CHALLENGE: Out of the lines below, please list those that hold the string "color".

===== EXERCISE MATERIALS =====

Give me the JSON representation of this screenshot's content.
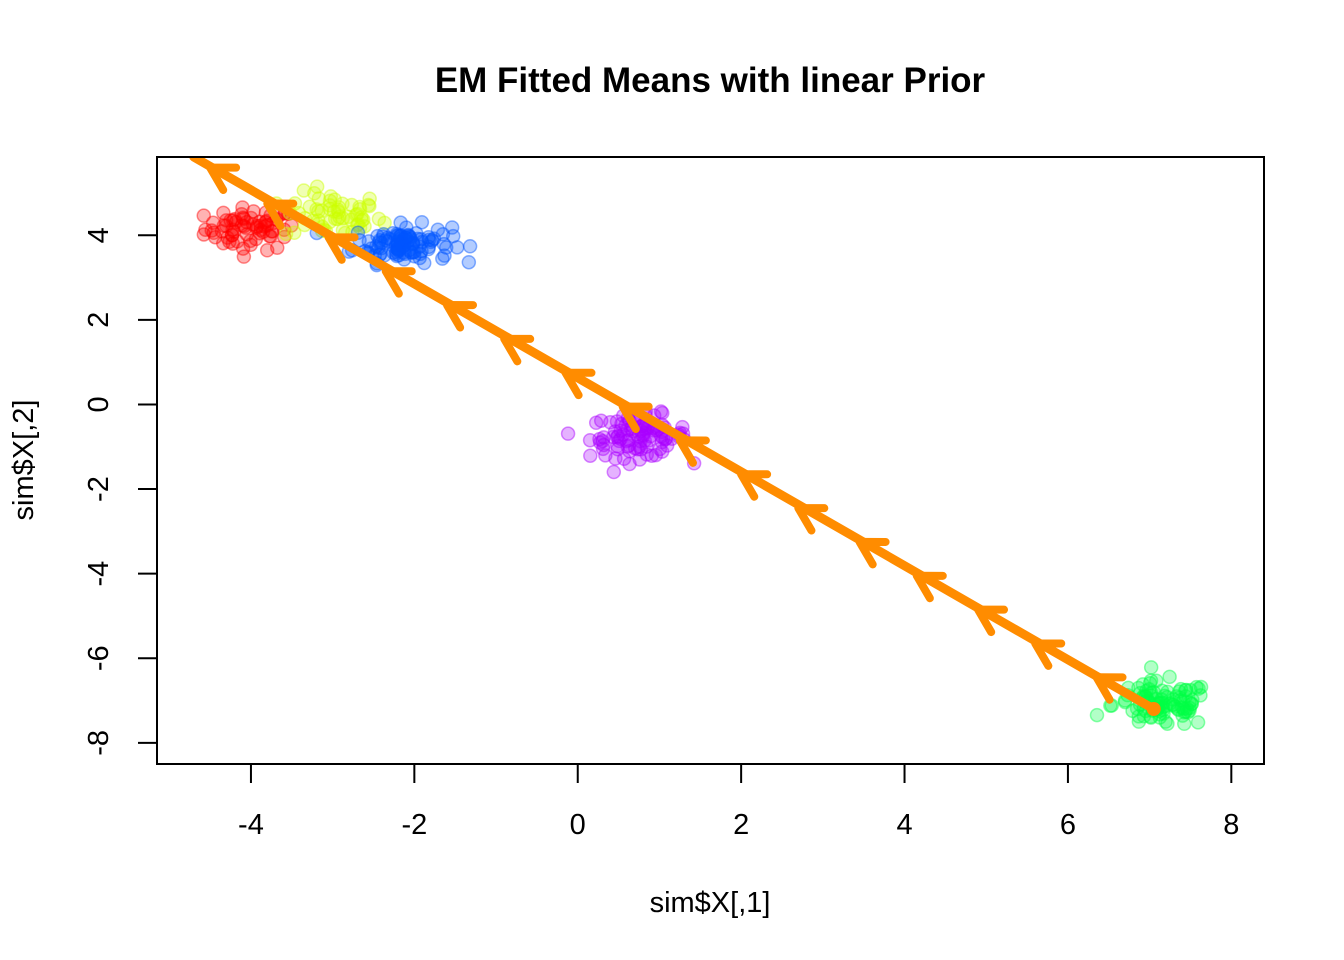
{
  "chart_data": {
    "type": "scatter",
    "title": "EM Fitted Means with linear Prior",
    "xlabel": "sim$X[,1]",
    "ylabel": "sim$X[,2]",
    "xlim": [
      -5.15,
      8.4
    ],
    "ylim": [
      -8.5,
      5.85
    ],
    "x_ticks": [
      -4,
      -2,
      0,
      2,
      4,
      6,
      8
    ],
    "y_ticks": [
      -8,
      -6,
      -4,
      -2,
      0,
      2,
      4
    ],
    "grid": false,
    "clusters": [
      {
        "color": "#ff0000",
        "center": [
          -4.0,
          4.15
        ],
        "spread": [
          0.28,
          0.25
        ],
        "n": 70
      },
      {
        "color": "#ccff00",
        "center": [
          -3.0,
          4.45
        ],
        "spread": [
          0.3,
          0.28
        ],
        "n": 60
      },
      {
        "color": "#0055ff",
        "center": [
          -2.15,
          3.8
        ],
        "spread": [
          0.3,
          0.22
        ],
        "n": 110
      },
      {
        "color": "#aa00ff",
        "center": [
          0.75,
          -0.75
        ],
        "spread": [
          0.3,
          0.25
        ],
        "n": 100
      },
      {
        "color": "#00ff44",
        "center": [
          7.15,
          -7.1
        ],
        "spread": [
          0.3,
          0.27
        ],
        "n": 100
      }
    ],
    "fitted_means_path": {
      "color": "#ff8c00",
      "start": [
        7.05,
        -7.2
      ],
      "end": [
        -4.7,
        5.85
      ],
      "arrow_points": [
        [
          6.35,
          -6.45
        ],
        [
          5.6,
          -5.65
        ],
        [
          4.9,
          -4.85
        ],
        [
          4.15,
          -4.05
        ],
        [
          3.45,
          -3.25
        ],
        [
          2.7,
          -2.45
        ],
        [
          2.0,
          -1.65
        ],
        [
          1.25,
          -0.85
        ],
        [
          0.55,
          -0.05
        ],
        [
          -0.15,
          0.75
        ],
        [
          -0.9,
          1.55
        ],
        [
          -1.6,
          2.35
        ],
        [
          -2.35,
          3.15
        ],
        [
          -3.05,
          3.95
        ],
        [
          -3.8,
          4.75
        ],
        [
          -4.5,
          5.6
        ]
      ]
    }
  }
}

=====

RESPONSE:
        "color": "#ff0000",
        "color": "#ccff00",
        "color": "#0055ff",
        "color": "#aa00ff",
        "color": "#00ff44",
      "color": "#ff8c00",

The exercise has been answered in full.